• Exercise task
All of the data needs to be repeated exactly.

• Dataset excerpts
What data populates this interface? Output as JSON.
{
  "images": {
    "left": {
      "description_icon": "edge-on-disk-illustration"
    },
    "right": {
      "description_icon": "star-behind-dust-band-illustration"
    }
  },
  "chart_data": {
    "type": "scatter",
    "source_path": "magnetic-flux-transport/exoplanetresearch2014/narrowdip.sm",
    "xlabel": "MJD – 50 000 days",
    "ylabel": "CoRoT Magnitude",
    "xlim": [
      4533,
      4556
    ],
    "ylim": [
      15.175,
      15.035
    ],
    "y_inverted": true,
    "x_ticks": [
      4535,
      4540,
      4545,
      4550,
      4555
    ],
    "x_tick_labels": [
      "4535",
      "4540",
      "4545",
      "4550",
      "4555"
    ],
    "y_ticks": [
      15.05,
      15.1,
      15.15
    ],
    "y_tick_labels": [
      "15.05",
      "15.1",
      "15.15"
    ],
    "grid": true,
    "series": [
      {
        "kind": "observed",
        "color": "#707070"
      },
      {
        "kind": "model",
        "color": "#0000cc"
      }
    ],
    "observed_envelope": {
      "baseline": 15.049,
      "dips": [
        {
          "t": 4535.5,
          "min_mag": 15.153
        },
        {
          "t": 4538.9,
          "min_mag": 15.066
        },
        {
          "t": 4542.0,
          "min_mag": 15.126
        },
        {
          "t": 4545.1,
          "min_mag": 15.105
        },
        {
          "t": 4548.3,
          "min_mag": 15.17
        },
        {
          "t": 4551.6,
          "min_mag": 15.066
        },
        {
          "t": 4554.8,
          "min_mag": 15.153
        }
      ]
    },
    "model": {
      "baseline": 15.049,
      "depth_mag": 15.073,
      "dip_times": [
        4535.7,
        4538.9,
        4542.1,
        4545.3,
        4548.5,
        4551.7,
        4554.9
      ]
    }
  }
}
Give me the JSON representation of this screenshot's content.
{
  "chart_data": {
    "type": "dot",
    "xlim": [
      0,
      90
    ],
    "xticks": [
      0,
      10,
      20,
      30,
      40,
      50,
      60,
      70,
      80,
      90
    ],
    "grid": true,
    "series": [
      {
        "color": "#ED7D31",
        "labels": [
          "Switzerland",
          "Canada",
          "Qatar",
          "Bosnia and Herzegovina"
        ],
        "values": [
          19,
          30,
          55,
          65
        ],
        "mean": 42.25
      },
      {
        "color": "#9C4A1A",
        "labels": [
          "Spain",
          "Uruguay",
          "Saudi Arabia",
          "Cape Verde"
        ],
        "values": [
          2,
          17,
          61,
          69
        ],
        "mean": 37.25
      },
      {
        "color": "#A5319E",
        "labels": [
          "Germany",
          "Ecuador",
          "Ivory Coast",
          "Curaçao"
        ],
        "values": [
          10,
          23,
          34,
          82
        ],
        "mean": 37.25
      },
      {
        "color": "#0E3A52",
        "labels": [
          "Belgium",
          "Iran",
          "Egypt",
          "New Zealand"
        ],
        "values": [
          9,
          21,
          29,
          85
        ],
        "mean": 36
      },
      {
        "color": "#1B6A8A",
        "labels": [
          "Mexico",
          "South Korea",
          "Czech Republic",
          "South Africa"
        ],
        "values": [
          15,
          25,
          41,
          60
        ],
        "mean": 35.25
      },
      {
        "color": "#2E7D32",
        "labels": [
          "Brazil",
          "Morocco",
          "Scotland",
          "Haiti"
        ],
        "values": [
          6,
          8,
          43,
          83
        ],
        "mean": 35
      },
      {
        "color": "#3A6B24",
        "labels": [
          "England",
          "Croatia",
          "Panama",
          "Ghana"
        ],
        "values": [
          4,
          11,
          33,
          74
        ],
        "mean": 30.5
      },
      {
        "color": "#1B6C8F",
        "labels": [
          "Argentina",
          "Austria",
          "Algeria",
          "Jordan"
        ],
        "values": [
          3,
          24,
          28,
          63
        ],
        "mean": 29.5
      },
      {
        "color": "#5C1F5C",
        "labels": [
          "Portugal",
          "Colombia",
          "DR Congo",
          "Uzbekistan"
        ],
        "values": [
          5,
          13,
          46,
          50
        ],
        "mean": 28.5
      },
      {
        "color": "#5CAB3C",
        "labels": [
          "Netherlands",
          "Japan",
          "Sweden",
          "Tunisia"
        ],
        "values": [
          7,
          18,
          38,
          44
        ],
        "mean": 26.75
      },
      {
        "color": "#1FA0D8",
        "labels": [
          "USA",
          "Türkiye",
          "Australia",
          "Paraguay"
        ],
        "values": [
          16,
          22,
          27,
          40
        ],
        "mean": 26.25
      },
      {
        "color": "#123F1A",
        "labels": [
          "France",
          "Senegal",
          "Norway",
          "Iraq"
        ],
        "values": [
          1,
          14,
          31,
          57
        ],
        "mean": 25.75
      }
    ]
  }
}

• Response to this task
What data populates this interface? Output as JSON.
{
  "images": {
    "left": {
      "description_icon": "edge-on-disk-illustration"
    },
    "right": {
      "description_icon": "star-behind-dust-band-illustration"
    }
  },
  "chart_data": {
    "type": "scatter",
    "source_path": "magnetic-flux-transport/exoplanetresearch2014/narrowdip.sm",
    "xlabel": "MJD – 50 000 days",
    "ylabel": "CoRoT Magnitude",
    "xlim": [
      4533,
      4556
    ],
    "ylim": [
      15.175,
      15.035
    ],
    "y_inverted": true,
    "x_ticks": [
      4535,
      4540,
      4545,
      4550,
      4555
    ],
    "x_tick_labels": [
      "4535",
      "4540",
      "4545",
      "4550",
      "4555"
    ],
    "y_ticks": [
      15.05,
      15.1,
      15.15
    ],
    "y_tick_labels": [
      "15.05",
      "15.1",
      "15.15"
    ],
    "grid": true,
    "series": [
      {
        "kind": "observed",
        "color": "#707070"
      },
      {
        "kind": "model",
        "color": "#0000cc"
      }
    ],
    "observed_envelope": {
      "baseline": 15.049,
      "dips": [
        {
          "t": 4535.5,
          "min_mag": 15.153
        },
        {
          "t": 4538.9,
          "min_mag": 15.066
        },
        {
          "t": 4542.0,
          "min_mag": 15.126
        },
        {
          "t": 4545.1,
          "min_mag": 15.105
        },
        {
          "t": 4548.3,
          "min_mag": 15.17
        },
        {
          "t": 4551.6,
          "min_mag": 15.066
        },
        {
          "t": 4554.8,
          "min_mag": 15.153
        }
      ]
    },
    "model": {
      "baseline": 15.049,
      "depth_mag": 15.073,
      "dip_times": [
        4535.7,
        4538.9,
        4542.1,
        4545.3,
        4548.5,
        4551.7,
        4554.9
      ]
    }
  }
}
Give me the JSON representation of this screenshot's content.
{
  "chart_data": {
    "type": "dot",
    "xlim": [
      0,
      90
    ],
    "xticks": [
      0,
      10,
      20,
      30,
      40,
      50,
      60,
      70,
      80,
      90
    ],
    "grid": true,
    "series": [
      {
        "color": "#ED7D31",
        "labels": [
          "Switzerland",
          "Canada",
          "Qatar",
          "Bosnia and Herzegovina"
        ],
        "values": [
          19,
          30,
          55,
          65
        ],
        "mean": 42.25
      },
      {
        "color": "#9C4A1A",
        "labels": [
          "Spain",
          "Uruguay",
          "Saudi Arabia",
          "Cape Verde"
        ],
        "values": [
          2,
          17,
          61,
          69
        ],
        "mean": 37.25
      },
      {
        "color": "#A5319E",
        "labels": [
          "Germany",
          "Ecuador",
          "Ivory Coast",
          "Curaçao"
        ],
        "values": [
          10,
          23,
          34,
          82
        ],
        "mean": 37.25
      },
      {
        "color": "#0E3A52",
        "labels": [
          "Belgium",
          "Iran",
          "Egypt",
          "New Zealand"
        ],
        "values": [
          9,
          21,
          29,
          85
        ],
        "mean": 36
      },
      {
        "color": "#1B6A8A",
        "labels": [
          "Mexico",
          "South Korea",
          "Czech Republic",
          "South Africa"
        ],
        "values": [
          15,
          25,
          41,
          60
        ],
        "mean": 35.25
      },
      {
        "color": "#2E7D32",
        "labels": [
          "Brazil",
          "Morocco",
          "Scotland",
          "Haiti"
        ],
        "values": [
          6,
          8,
          43,
          83
        ],
        "mean": 35
      },
      {
        "color": "#3A6B24",
        "labels": [
          "England",
          "Croatia",
          "Panama",
          "Ghana"
        ],
        "values": [
          4,
          11,
          33,
          74
        ],
        "mean": 30.5
      },
      {
        "color": "#1B6C8F",
        "labels": [
          "Argentina",
          "Austria",
          "Algeria",
          "Jordan"
        ],
        "values": [
          3,
          24,
          28,
          63
        ],
        "mean": 29.5
      },
      {
        "color": "#5C1F5C",
        "labels": [
          "Portugal",
          "Colombia",
          "DR Congo",
          "Uzbekistan"
        ],
        "values": [
          5,
          13,
          46,
          50
        ],
        "mean": 28.5
      },
      {
        "color": "#5CAB3C",
        "labels": [
          "Netherlands",
          "Japan",
          "Sweden",
          "Tunisia"
        ],
        "values": [
          7,
          18,
          38,
          44
        ],
        "mean": 26.75
      },
      {
        "color": "#1FA0D8",
        "labels": [
          "USA",
          "Türkiye",
          "Australia",
          "Paraguay"
        ],
        "values": [
          16,
          22,
          27,
          40
        ],
        "mean": 26.25
      },
      {
        "color": "#123F1A",
        "labels": [
          "France",
          "Senegal",
          "Norway",
          "Iraq"
        ],
        "values": [
          1,
          14,
          31,
          57
        ],
        "mean": 25.75
      }
    ]
  }
}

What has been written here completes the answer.